>> start

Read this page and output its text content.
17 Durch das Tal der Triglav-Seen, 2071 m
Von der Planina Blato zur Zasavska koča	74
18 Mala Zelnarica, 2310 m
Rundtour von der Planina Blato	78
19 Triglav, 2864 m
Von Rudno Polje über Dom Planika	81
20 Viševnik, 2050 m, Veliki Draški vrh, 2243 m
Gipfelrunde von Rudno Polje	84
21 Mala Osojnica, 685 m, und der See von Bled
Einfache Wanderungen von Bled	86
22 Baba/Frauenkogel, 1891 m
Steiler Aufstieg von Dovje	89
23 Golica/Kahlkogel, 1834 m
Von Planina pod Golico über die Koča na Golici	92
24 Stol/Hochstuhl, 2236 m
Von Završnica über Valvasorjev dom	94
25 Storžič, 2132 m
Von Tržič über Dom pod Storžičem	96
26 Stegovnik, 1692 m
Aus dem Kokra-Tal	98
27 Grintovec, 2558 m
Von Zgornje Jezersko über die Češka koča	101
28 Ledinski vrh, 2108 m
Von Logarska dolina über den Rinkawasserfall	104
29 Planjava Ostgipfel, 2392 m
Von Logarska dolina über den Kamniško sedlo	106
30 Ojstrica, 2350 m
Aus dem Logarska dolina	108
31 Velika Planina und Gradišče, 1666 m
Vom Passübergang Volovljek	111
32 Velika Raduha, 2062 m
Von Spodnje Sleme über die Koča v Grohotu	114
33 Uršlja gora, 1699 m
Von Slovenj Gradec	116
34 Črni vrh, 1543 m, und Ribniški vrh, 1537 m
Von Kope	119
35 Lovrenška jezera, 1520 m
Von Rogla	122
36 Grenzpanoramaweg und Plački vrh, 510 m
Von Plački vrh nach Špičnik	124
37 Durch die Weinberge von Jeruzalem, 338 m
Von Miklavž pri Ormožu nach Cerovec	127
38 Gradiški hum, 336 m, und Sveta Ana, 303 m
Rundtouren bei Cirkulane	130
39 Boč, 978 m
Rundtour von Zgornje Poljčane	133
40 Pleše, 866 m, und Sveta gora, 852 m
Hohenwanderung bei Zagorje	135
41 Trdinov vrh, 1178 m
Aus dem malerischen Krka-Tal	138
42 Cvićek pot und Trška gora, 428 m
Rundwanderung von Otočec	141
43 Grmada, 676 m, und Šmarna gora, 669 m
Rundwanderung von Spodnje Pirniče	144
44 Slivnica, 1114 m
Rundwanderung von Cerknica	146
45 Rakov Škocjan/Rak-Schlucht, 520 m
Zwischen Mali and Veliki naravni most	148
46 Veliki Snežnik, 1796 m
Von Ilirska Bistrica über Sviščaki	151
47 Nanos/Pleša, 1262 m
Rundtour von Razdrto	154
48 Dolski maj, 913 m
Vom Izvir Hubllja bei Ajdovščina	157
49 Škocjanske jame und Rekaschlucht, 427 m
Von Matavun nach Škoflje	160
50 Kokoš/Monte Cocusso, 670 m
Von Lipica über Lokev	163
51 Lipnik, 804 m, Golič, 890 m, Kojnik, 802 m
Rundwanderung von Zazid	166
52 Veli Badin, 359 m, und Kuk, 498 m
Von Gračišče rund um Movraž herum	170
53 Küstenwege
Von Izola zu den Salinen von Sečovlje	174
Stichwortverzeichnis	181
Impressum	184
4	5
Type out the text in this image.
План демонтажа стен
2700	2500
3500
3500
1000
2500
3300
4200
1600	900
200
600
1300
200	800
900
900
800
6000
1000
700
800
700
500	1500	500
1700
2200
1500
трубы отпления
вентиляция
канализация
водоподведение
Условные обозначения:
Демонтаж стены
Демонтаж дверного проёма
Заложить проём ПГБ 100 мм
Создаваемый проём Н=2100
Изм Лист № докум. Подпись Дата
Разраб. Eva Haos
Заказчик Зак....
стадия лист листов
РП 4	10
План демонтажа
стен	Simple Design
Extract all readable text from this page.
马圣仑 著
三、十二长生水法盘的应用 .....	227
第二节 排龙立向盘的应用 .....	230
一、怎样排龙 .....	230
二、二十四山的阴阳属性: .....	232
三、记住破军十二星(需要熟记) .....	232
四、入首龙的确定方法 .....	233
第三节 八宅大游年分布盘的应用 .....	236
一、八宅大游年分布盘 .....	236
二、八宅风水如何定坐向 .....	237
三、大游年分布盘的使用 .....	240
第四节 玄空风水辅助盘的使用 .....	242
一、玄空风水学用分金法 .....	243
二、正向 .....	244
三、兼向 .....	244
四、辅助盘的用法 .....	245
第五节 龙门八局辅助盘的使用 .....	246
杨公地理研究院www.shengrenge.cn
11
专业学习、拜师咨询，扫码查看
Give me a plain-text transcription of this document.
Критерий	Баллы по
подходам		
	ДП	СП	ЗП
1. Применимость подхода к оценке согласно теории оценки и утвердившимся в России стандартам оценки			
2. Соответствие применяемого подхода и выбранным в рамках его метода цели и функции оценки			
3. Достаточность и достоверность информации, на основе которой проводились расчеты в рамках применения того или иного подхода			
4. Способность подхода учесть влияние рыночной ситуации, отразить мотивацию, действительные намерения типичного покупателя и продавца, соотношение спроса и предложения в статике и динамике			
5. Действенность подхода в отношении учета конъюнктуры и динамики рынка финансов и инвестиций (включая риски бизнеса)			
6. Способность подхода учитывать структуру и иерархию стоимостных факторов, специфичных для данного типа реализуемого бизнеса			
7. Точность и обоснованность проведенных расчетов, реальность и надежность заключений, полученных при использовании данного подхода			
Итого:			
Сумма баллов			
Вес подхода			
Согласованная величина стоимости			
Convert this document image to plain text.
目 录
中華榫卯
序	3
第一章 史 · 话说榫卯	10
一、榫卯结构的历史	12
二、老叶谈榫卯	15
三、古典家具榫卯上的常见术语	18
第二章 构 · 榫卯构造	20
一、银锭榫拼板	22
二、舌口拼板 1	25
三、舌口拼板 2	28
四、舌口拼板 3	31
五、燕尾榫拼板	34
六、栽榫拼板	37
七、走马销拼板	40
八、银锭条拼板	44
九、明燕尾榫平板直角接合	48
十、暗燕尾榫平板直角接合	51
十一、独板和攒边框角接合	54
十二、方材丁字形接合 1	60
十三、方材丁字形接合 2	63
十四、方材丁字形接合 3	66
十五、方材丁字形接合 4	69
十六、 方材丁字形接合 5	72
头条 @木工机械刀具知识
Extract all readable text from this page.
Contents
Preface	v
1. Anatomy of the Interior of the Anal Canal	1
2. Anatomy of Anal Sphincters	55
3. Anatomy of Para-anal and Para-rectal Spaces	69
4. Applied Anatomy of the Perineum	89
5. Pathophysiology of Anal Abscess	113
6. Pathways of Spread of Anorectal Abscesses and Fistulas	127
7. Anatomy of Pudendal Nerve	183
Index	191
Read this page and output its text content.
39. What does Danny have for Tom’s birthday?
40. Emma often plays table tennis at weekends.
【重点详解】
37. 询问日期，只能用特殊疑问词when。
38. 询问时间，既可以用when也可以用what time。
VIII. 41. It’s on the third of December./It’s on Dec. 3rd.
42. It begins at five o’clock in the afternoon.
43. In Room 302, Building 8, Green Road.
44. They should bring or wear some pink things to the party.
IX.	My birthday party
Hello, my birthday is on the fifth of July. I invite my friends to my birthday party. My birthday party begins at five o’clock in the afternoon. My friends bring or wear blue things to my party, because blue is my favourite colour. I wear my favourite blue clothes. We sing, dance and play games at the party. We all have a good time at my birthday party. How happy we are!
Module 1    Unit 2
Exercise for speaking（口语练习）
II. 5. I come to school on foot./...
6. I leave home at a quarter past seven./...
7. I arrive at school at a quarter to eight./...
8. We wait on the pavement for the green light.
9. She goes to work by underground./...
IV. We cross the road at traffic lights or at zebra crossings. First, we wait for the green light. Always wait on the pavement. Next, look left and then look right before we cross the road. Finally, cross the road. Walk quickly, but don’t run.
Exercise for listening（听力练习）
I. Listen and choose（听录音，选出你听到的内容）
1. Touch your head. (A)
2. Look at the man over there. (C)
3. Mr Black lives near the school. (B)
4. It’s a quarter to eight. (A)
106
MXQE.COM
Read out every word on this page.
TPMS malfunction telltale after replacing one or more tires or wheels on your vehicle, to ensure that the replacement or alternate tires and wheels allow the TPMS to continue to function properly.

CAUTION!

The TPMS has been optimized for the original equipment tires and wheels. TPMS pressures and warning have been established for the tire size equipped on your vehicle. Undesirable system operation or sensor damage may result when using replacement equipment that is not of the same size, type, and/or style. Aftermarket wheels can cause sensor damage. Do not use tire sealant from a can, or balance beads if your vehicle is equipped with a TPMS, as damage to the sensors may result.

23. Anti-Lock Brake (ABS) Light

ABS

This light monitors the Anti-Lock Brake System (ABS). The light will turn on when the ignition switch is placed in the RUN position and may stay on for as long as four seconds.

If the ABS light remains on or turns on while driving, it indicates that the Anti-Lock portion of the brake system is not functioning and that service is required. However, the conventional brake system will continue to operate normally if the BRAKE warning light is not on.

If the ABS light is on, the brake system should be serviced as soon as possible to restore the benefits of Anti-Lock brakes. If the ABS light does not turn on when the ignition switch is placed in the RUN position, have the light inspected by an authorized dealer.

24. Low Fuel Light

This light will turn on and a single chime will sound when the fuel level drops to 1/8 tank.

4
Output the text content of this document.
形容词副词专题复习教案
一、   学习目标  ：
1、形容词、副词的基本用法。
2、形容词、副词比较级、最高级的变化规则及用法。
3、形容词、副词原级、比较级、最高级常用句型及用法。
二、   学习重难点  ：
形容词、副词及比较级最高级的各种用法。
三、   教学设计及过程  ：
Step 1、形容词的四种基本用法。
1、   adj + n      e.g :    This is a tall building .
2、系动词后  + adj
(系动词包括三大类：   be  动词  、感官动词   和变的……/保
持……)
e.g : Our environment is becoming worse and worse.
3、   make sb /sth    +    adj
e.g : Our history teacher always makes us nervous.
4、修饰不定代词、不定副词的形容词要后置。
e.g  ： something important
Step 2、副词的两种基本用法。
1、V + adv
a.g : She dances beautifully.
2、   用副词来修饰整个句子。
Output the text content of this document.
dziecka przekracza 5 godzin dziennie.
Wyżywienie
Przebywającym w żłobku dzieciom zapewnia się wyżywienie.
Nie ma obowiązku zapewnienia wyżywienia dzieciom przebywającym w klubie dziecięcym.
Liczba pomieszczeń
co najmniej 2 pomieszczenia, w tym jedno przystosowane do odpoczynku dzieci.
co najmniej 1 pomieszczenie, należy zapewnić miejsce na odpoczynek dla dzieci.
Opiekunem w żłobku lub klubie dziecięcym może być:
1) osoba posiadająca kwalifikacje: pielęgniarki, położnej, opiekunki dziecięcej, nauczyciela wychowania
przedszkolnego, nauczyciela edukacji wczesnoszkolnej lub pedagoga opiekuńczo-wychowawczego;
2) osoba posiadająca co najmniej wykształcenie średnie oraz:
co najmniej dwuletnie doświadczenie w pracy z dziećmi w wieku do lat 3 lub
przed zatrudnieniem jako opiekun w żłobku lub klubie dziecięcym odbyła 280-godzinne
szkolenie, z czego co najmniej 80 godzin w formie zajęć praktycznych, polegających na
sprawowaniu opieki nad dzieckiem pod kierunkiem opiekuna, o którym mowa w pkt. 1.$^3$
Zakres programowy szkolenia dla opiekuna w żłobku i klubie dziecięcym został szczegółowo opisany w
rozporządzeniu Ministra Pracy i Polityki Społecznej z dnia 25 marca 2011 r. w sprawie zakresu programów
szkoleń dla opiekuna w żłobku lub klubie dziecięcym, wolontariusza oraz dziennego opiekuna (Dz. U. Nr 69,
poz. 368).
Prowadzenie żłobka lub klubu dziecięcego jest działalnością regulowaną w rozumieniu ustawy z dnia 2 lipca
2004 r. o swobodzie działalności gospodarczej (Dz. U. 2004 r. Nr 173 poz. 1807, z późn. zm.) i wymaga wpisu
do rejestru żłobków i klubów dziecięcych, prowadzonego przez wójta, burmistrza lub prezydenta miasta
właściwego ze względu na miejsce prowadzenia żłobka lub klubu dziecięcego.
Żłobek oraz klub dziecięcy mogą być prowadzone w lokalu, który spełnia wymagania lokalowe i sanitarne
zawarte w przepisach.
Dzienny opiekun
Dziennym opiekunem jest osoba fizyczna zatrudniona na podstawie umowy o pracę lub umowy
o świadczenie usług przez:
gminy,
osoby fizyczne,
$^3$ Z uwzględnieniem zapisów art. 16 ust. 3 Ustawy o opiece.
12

>> end

## Task details
Filter the entries down to the lines with the word "placed" in them.

## Task answer
This light monitors the Anti-Lock Brake System (ABS). The light will turn on when the ignition switch is placed in the RUN position and may stay on for as long as four seconds.
If the ABS light is on, the brake system should be serviced as soon as possible to restore the benefits of Anti-Lock brakes. If the ABS light does not turn on when the ignition switch is placed in the RUN position, have the light inspected by an authorized dealer.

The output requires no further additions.